#### WHAT YOU NEED TO DO
Exactly as they appear, output all of the entries.

#### DATA SUPPLIED
* Begin *

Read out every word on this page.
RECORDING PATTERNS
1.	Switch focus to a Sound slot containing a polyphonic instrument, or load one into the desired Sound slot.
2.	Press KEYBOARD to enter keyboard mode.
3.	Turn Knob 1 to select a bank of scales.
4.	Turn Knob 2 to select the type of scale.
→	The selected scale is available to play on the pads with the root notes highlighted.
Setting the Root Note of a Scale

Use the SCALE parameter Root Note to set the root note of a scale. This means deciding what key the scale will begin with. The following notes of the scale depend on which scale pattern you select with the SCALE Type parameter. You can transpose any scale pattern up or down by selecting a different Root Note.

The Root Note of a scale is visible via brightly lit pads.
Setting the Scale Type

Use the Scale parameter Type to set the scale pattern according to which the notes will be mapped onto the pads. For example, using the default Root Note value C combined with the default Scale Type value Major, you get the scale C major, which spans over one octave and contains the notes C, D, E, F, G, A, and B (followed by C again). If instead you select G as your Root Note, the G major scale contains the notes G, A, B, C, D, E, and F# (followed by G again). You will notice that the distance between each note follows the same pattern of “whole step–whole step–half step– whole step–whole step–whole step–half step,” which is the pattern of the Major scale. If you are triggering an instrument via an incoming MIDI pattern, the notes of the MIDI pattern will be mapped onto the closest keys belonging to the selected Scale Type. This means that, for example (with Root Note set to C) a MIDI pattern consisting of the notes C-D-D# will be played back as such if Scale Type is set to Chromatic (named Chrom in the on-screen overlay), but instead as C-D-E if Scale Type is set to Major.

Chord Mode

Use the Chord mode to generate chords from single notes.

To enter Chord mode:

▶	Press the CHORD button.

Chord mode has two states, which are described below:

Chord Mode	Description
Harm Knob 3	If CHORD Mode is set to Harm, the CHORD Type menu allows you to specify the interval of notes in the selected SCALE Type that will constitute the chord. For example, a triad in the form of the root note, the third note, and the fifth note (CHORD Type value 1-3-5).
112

* End *

#### COMPLETE OUTPUT
Read out every word on this page.
RECORDING PATTERNS
1.	Switch focus to a Sound slot containing a polyphonic instrument, or load one into the desired Sound slot.
2.	Press KEYBOARD to enter keyboard mode.
3.	Turn Knob 1 to select a bank of scales.
4.	Turn Knob 2 to select the type of scale.
→	The selected scale is available to play on the pads with the root notes highlighted.
Setting the Root Note of a Scale

Use the SCALE parameter Root Note to set the root note of a scale. This means deciding what key the scale will begin with. The following notes of the scale depend on which scale pattern you select with the SCALE Type parameter. You can transpose any scale pattern up or down by selecting a different Root Note.

The Root Note of a scale is visible via brightly lit pads.
Setting the Scale Type

Use the Scale parameter Type to set the scale pattern according to which the notes will be mapped onto the pads. For example, using the default Root Note value C combined with the default Scale Type value Major, you get the scale C major, which spans over one octave and contains the notes C, D, E, F, G, A, and B (followed by C again). If instead you select G as your Root Note, the G major scale contains the notes G, A, B, C, D, E, and F# (followed by G again). You will notice that the distance between each note follows the same pattern of “whole step–whole step–half step– whole step–whole step–whole step–half step,” which is the pattern of the Major scale. If you are triggering an instrument via an incoming MIDI pattern, the notes of the MIDI pattern will be mapped onto the closest keys belonging to the selected Scale Type. This means that, for example (with Root Note set to C) a MIDI pattern consisting of the notes C-D-D# will be played back as such if Scale Type is set to Chromatic (named Chrom in the on-screen overlay), but instead as C-D-E if Scale Type is set to Major.

Chord Mode

Use the Chord mode to generate chords from single notes.

To enter Chord mode:

▶	Press the CHORD button.

Chord mode has two states, which are described below:

Chord Mode	Description
Harm Knob 3	If CHORD Mode is set to Harm, the CHORD Type menu allows you to specify the interval of notes in the selected SCALE Type that will constitute the chord. For example, a triad in the form of the root note, the third note, and the fifth note (CHORD Type value 1-3-5).
112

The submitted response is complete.